## WORK TO DO
Please rewrite the rows from the line containing "- x-tick-label: 150: [846, 843, 872, 861]" through the line containing "- y-tick-label: Lege: [98, 178, 132, 195]", swapping each "bar" for "column" and leaving everything else unchanged.

━━━━━ DATA SHOWN

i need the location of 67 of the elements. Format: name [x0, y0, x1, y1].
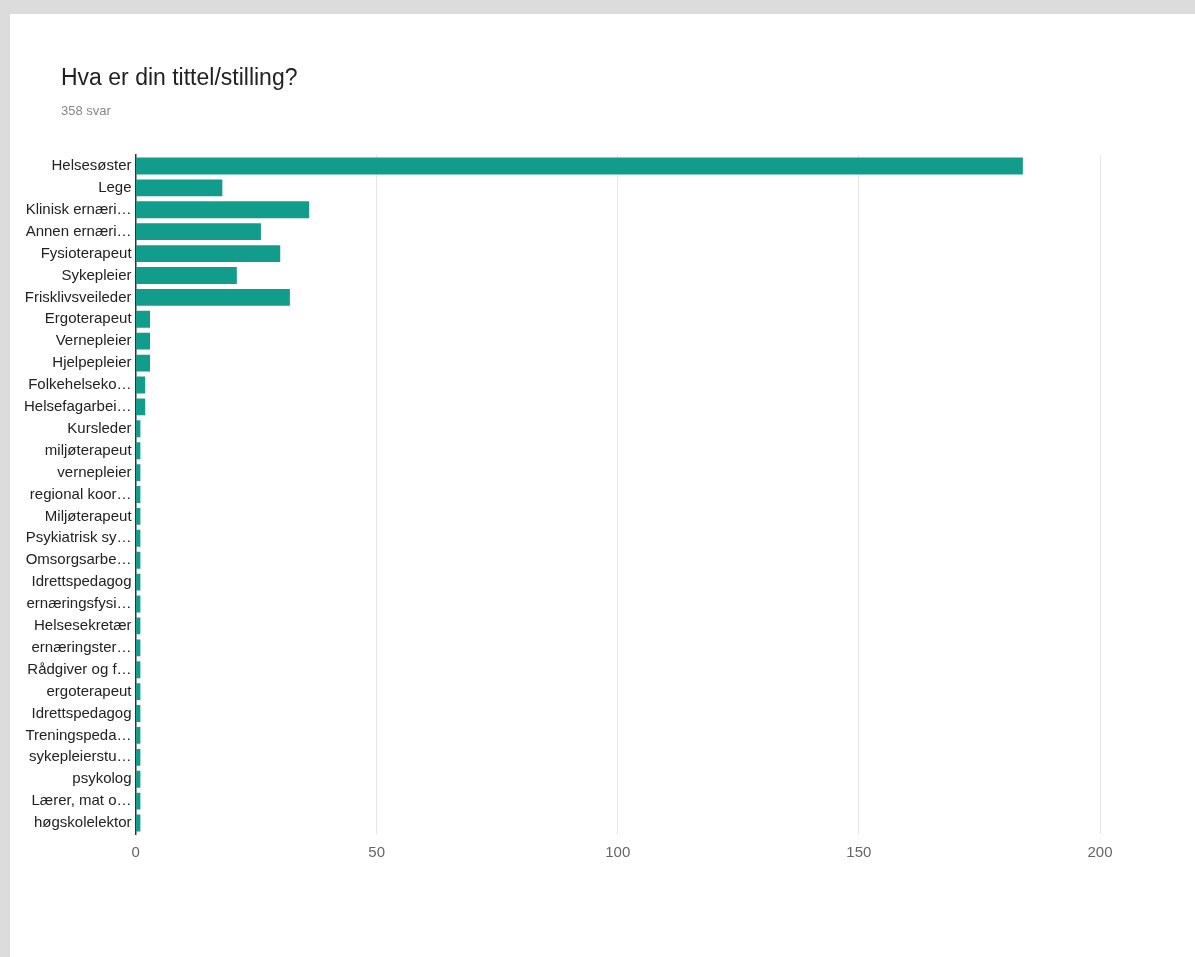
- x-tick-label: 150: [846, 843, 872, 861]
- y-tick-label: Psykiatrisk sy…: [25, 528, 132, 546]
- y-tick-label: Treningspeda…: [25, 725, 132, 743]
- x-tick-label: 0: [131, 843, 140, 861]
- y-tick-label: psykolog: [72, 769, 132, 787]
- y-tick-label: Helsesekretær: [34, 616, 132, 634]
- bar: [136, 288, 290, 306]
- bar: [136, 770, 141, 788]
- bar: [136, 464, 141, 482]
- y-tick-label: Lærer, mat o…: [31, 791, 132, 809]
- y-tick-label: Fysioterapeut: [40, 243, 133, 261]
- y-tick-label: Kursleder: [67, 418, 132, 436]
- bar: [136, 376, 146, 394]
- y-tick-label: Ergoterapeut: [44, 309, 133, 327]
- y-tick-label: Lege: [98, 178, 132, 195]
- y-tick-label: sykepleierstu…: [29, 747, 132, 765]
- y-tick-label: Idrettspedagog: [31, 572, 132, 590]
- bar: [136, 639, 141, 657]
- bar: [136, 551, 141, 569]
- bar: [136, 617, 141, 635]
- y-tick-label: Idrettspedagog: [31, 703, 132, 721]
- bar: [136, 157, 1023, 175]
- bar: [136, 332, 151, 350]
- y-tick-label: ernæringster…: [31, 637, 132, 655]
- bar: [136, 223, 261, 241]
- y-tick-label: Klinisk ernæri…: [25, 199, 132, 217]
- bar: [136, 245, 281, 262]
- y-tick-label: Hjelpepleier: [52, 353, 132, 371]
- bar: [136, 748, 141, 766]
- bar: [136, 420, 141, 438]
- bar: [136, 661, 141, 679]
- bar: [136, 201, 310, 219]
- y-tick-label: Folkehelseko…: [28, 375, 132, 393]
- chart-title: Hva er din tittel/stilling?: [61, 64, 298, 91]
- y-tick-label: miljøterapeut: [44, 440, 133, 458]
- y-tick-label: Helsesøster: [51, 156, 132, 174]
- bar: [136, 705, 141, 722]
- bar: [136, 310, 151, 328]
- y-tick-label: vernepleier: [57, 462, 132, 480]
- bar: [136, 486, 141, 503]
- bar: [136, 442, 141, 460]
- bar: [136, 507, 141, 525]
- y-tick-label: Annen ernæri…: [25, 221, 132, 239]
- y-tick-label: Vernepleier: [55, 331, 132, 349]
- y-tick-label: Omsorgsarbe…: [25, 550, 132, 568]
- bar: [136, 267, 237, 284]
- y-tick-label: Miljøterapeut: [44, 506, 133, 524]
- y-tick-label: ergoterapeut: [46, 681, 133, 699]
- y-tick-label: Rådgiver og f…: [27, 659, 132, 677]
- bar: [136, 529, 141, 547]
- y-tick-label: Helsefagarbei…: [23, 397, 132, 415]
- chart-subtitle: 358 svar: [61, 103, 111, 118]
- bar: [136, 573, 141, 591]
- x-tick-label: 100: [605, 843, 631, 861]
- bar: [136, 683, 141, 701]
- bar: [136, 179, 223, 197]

━━━━━━━━━━

## OUTPUT FOR THIS TASK
- x-tick-label: 150: [846, 843, 872, 861]
- y-tick-label: Psykiatrisk sy…: [25, 528, 132, 546]
- y-tick-label: Treningspeda…: [25, 725, 132, 743]
- x-tick-label: 0: [131, 843, 140, 861]
- y-tick-label: psykolog: [72, 769, 132, 787]
- y-tick-label: Helsesekretær: [34, 616, 132, 634]
- column: [136, 288, 290, 306]
- column: [136, 770, 141, 788]
- column: [136, 464, 141, 482]
- y-tick-label: Lærer, mat o…: [31, 791, 132, 809]
- y-tick-label: Fysioterapeut: [40, 243, 133, 261]
- y-tick-label: Kursleder: [67, 418, 132, 436]
- column: [136, 376, 146, 394]
- y-tick-label: Ergoterapeut: [44, 309, 133, 327]
- y-tick-label: Lege: [98, 178, 132, 195]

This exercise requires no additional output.